- EXERCISE AIM -
Write the listing out again word for word. Pictures do not belong in the copy.

- DATA FOR THE TASK -
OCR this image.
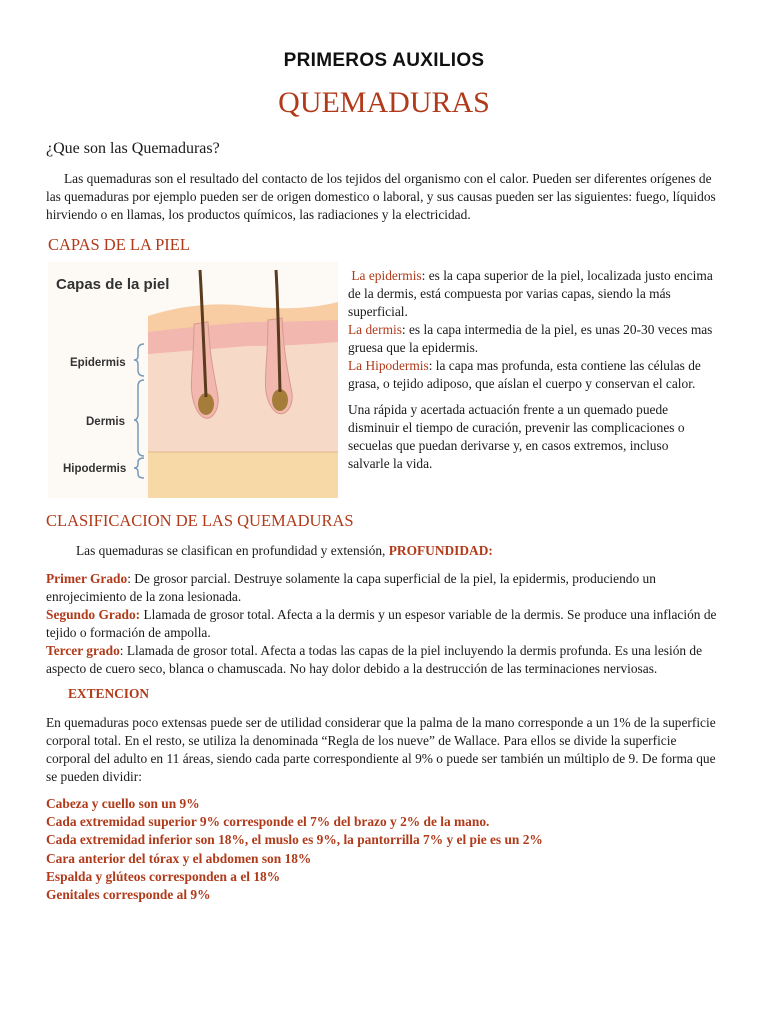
PRIMEROS AUXILIOS
QUEMADURAS
¿Que son las Quemaduras?
Las quemaduras son el resultado del contacto de los tejidos del organismo con el calor. Pueden ser diferentes orígenes de las quemaduras por ejemplo pueden ser de origen domestico o laboral, y sus causas pueden ser las siguientes: fuego, líquidos hirviendo o en llamas, los productos químicos, las radiaciones y la electricidad.
CAPAS DE LA PIEL
Capas de la piel
Epidermis
Dermis
Hipodermis

La epidermis: es la capa superior de la piel, localizada justo encima de la dermis, está compuesta por varias capas, siendo la más superficial.

La dermis: es la capa intermedia de la piel, es unas 20-30 veces mas gruesa que la epidermis.

La Hipodermis: la capa mas profunda, esta contiene las células de grasa, o tejido adiposo, que aíslan el cuerpo y conservan el calor.

Una rápida y acertada actuación frente a un quemado puede disminuir el tiempo de curación, prevenir las complicaciones o secuelas que puedan derivarse y, en casos extremos, incluso salvarle la vida.
CLASIFICACION DE LAS QUEMADURAS
Las quemaduras se clasifican en profundidad y extensión, PROFUNDIDAD:

Primer Grado: De grosor parcial. Destruye solamente la capa superficial de la piel, la epidermis, produciendo un enrojecimiento de la zona lesionada.

Segundo Grado: Llamada de grosor total. Afecta a la dermis y un espesor variable de la dermis. Se produce una inflación de tejido o formación de ampolla.

Tercer grado: Llamada de grosor total. Afecta a todas las capas de la piel incluyendo la dermis profunda. Es una lesión de aspecto de cuero seco, blanca o chamuscada. No hay dolor debido a la destrucción de las terminaciones nerviosas.

EXTENCION
En quemaduras poco extensas puede ser de utilidad considerar que la palma de la mano corresponde a un 1% de la superficie corporal total. En el resto, se utiliza la denominada “Regla de los nueve” de Wallace. Para ellos se divide la superficie corporal del adulto en 11 áreas, siendo cada parte correspondiente al 9% o puede ser también un múltiplo de 9. De forma que se pueden dividir:
Cabeza y cuello son un 9%
Cada extremidad superior 9% corresponde el 7% del brazo y 2% de la mano.
Cada extremidad inferior son 18%, el muslo es 9%, la pantorrilla 7% y el pie es un 2%
Cara anterior del tórax y el abdomen son 18%
Espalda y glúteos corresponden a el 18%
Genitales corresponde al 9%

- ANSWER FOR THE TASK -
OCR this image.
PRIMEROS AUXILIOS
QUEMADURAS
¿Que son las Quemaduras?
Las quemaduras son el resultado del contacto de los tejidos del organismo con el calor. Pueden ser diferentes orígenes de las quemaduras por ejemplo pueden ser de origen domestico o laboral, y sus causas pueden ser las siguientes: fuego, líquidos hirviendo o en llamas, los productos químicos, las radiaciones y la electricidad.
CAPAS DE LA PIEL
Capas de la piel
Epidermis
Dermis
Hipodermis

La epidermis: es la capa superior de la piel, localizada justo encima de la dermis, está compuesta por varias capas, siendo la más superficial.

La dermis: es la capa intermedia de la piel, es unas 20-30 veces mas gruesa que la epidermis.

La Hipodermis: la capa mas profunda, esta contiene las células de grasa, o tejido adiposo, que aíslan el cuerpo y conservan el calor.

Una rápida y acertada actuación frente a un quemado puede disminuir el tiempo de curación, prevenir las complicaciones o secuelas que puedan derivarse y, en casos extremos, incluso salvarle la vida.
CLASIFICACION DE LAS QUEMADURAS
Las quemaduras se clasifican en profundidad y extensión, PROFUNDIDAD:

Primer Grado: De grosor parcial. Destruye solamente la capa superficial de la piel, la epidermis, produciendo un enrojecimiento de la zona lesionada.

Segundo Grado: Llamada de grosor total. Afecta a la dermis y un espesor variable de la dermis. Se produce una inflación de tejido o formación de ampolla.

Tercer grado: Llamada de grosor total. Afecta a todas las capas de la piel incluyendo la dermis profunda. Es una lesión de aspecto de cuero seco, blanca o chamuscada. No hay dolor debido a la destrucción de las terminaciones nerviosas.

EXTENCION
En quemaduras poco extensas puede ser de utilidad considerar que la palma de la mano corresponde a un 1% de la superficie corporal total. En el resto, se utiliza la denominada “Regla de los nueve” de Wallace. Para ellos se divide la superficie corporal del adulto en 11 áreas, siendo cada parte correspondiente al 9% o puede ser también un múltiplo de 9. De forma que se pueden dividir:
Cabeza y cuello son un 9%
Cada extremidad superior 9% corresponde el 7% del brazo y 2% de la mano.
Cada extremidad inferior son 18%, el muslo es 9%, la pantorrilla 7% y el pie es un 2%
Cara anterior del tórax y el abdomen son 18%
Espalda y glúteos corresponden a el 18%
Genitales corresponde al 9%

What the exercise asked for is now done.